■ Task prompt ■
Answer with one number: how many lines hold "people".

■ Exercise materials ■
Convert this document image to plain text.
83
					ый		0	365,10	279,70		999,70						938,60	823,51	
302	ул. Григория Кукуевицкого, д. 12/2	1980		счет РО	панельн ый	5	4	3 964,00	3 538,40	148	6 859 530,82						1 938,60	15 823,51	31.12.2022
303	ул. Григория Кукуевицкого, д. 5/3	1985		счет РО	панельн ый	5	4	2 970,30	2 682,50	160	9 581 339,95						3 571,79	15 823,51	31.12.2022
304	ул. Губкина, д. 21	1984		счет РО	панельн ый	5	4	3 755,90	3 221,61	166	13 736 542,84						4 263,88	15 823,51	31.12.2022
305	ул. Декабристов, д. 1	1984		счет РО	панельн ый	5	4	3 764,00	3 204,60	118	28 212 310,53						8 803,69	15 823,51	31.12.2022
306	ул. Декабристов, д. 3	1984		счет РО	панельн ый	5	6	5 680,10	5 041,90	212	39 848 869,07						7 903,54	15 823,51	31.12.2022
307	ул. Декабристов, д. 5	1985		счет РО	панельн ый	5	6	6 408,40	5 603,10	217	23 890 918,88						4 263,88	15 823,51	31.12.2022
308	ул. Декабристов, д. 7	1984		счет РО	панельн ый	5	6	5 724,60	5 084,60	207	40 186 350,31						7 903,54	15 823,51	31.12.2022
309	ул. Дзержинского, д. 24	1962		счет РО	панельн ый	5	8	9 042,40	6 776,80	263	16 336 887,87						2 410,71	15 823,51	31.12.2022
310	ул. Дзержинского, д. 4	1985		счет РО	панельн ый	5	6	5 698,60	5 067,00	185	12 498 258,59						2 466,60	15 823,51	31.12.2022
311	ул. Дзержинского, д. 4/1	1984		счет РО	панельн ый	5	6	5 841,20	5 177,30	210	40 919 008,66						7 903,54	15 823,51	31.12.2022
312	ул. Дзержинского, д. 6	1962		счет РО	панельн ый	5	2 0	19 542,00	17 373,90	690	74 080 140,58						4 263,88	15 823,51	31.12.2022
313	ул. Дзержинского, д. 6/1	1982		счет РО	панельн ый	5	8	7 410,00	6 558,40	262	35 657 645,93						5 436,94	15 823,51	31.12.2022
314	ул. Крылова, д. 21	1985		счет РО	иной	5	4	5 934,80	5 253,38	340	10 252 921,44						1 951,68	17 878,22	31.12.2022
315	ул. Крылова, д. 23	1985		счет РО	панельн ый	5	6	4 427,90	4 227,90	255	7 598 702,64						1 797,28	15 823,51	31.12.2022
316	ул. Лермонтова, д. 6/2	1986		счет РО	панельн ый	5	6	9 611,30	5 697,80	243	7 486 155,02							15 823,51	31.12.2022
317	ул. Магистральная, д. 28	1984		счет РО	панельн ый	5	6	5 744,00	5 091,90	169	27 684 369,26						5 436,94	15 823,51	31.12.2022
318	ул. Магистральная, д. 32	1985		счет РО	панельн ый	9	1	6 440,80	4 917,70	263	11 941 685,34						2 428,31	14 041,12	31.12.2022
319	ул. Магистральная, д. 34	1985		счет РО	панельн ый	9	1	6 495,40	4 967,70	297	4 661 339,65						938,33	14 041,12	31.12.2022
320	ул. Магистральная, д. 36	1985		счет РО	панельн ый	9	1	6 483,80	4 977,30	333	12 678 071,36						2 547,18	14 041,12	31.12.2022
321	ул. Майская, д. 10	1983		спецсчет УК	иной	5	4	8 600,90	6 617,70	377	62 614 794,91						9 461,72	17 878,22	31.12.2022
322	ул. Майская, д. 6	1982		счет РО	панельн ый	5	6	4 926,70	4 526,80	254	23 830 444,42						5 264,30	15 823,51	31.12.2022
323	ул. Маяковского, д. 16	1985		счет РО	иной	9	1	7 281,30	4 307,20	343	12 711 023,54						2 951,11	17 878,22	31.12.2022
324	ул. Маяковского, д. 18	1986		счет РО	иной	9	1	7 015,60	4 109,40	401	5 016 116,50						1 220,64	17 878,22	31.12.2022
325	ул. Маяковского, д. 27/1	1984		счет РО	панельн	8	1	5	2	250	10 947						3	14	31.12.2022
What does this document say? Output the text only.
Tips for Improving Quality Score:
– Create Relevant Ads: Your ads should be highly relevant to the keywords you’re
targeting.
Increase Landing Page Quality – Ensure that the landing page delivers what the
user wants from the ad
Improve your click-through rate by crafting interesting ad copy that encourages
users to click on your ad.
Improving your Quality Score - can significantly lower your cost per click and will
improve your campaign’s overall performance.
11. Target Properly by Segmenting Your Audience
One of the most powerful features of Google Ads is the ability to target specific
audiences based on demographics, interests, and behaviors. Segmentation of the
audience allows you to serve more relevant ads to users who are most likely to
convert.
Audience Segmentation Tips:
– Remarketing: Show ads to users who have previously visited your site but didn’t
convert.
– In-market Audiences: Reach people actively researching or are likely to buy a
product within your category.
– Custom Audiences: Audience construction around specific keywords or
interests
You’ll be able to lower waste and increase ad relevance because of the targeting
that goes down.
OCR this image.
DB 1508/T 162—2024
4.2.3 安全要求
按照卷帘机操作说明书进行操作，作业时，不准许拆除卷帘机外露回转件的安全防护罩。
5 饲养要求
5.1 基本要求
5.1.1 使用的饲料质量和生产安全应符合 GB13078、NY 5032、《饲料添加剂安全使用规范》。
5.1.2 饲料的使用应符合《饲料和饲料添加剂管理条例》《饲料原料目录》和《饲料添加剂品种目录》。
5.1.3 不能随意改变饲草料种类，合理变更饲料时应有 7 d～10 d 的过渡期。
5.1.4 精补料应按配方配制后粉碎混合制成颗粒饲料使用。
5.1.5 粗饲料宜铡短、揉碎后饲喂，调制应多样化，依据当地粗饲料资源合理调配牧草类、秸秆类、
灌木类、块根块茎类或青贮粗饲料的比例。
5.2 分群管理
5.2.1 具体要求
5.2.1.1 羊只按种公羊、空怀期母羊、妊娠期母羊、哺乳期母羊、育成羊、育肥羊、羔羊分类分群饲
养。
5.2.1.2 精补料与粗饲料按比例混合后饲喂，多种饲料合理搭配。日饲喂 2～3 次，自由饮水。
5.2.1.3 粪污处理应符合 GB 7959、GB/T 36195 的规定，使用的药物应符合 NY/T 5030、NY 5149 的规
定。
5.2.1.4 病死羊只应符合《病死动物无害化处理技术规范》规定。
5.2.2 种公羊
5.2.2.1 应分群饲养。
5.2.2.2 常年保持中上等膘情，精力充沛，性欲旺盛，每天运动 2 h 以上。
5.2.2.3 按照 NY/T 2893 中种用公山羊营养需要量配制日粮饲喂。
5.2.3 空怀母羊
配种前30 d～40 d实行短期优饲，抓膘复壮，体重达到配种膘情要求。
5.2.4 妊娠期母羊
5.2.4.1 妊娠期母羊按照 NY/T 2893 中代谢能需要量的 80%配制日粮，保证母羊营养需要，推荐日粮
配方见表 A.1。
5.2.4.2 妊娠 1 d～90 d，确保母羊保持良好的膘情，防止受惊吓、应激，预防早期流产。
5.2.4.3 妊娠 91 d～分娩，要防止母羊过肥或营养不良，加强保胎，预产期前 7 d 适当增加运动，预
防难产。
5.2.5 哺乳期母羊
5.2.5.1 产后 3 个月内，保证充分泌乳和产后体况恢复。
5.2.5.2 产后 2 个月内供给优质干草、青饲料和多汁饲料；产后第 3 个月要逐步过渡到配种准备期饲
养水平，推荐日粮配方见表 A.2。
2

* * *

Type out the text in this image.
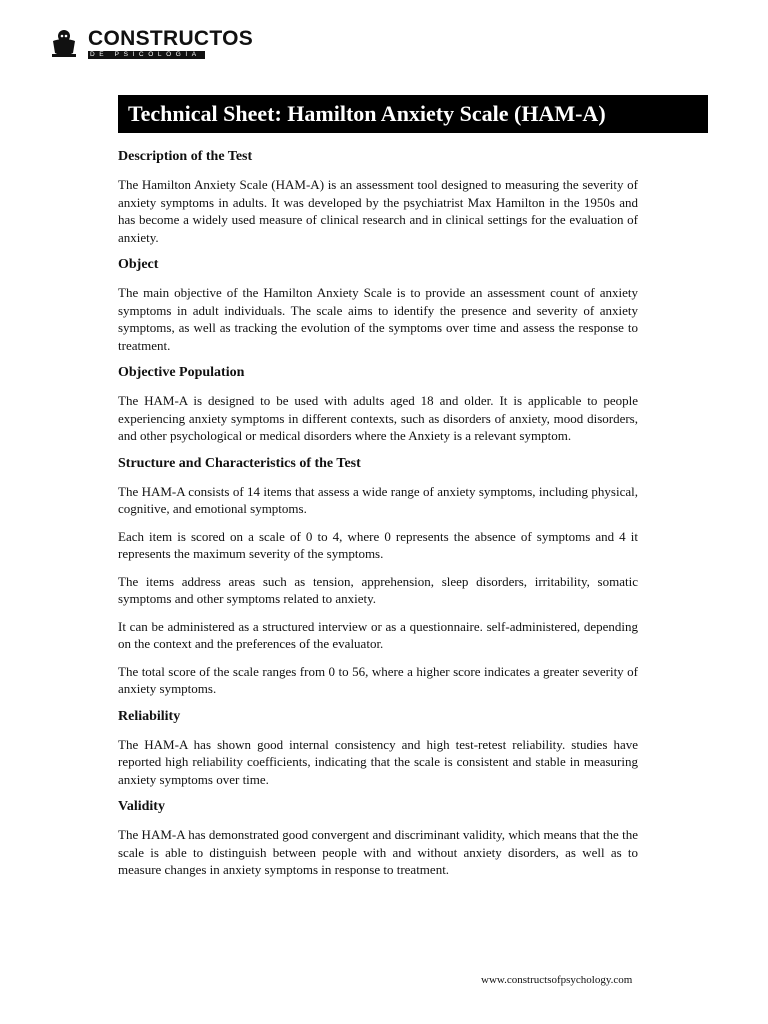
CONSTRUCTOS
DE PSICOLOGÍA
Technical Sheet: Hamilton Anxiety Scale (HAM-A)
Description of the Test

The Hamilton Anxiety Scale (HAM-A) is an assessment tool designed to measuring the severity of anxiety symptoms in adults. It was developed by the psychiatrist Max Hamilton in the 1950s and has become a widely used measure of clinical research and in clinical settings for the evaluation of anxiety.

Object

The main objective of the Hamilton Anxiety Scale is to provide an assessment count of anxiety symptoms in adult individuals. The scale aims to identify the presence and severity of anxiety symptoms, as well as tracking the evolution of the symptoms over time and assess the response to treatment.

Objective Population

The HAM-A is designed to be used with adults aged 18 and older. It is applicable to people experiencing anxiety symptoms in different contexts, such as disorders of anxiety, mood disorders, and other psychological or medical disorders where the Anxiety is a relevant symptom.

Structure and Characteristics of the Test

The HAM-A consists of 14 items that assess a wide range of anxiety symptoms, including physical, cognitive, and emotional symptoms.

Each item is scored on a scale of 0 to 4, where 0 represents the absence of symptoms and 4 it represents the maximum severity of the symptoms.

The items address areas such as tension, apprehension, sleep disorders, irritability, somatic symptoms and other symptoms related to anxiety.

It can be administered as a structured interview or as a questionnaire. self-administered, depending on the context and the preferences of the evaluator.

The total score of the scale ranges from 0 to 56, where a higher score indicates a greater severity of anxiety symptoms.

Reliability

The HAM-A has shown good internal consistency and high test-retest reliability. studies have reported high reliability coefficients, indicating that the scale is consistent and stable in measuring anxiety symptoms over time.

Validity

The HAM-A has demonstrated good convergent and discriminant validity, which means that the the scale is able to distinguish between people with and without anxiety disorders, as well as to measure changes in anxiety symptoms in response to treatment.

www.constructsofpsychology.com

■ Correct answer ■
3